[Start Data extract]

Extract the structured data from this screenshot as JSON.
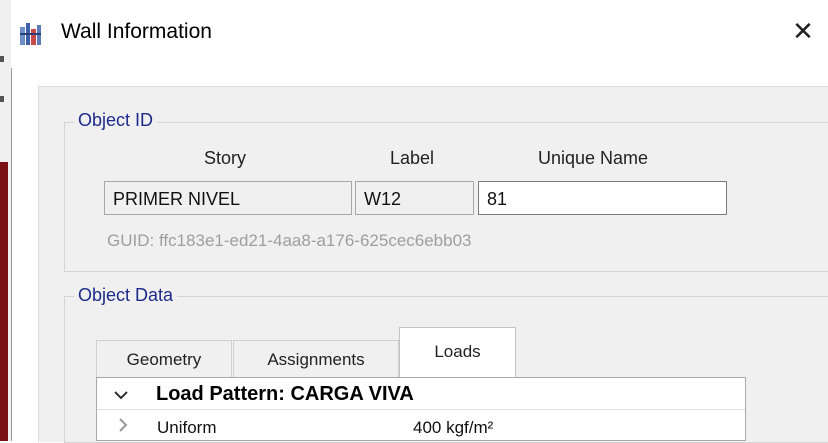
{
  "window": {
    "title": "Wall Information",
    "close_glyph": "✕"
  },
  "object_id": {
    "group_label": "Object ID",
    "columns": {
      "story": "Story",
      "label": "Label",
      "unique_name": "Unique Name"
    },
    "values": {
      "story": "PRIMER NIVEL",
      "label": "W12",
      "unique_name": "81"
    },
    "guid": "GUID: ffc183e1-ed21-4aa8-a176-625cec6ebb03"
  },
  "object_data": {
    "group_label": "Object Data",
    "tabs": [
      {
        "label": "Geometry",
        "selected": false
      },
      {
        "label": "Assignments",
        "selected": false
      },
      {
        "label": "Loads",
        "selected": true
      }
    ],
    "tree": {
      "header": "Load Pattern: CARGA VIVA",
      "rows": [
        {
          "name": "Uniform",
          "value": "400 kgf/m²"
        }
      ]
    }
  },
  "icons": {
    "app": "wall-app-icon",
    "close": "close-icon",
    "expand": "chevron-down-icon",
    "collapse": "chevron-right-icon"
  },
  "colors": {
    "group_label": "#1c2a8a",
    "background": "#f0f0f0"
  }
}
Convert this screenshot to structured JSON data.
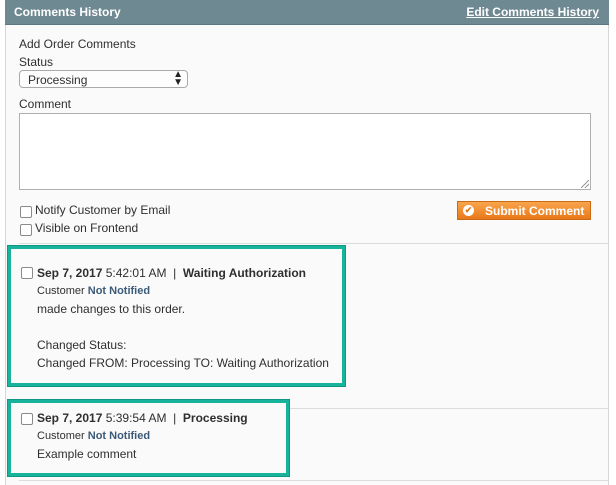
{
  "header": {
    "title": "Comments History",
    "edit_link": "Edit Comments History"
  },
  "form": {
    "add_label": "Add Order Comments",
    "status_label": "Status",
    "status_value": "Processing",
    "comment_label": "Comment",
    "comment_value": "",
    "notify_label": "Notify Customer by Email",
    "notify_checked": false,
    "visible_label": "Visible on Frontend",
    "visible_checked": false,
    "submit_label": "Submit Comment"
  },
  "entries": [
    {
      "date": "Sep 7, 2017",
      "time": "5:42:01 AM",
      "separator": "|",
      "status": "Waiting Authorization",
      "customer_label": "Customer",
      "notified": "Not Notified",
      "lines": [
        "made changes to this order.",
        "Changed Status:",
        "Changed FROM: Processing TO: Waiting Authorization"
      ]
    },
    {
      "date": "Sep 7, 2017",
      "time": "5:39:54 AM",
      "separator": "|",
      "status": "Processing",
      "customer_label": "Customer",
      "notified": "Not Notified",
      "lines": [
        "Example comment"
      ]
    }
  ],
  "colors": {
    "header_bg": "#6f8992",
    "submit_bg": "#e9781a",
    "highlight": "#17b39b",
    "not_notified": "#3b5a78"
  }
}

[End Data extract]

**Work to be completed:** Lines that include the word "Waiting" are to be extracted from the data above.

**Output of the task:**
      "status": "Waiting Authorization",
        "Changed FROM: Processing TO: Waiting Authorization"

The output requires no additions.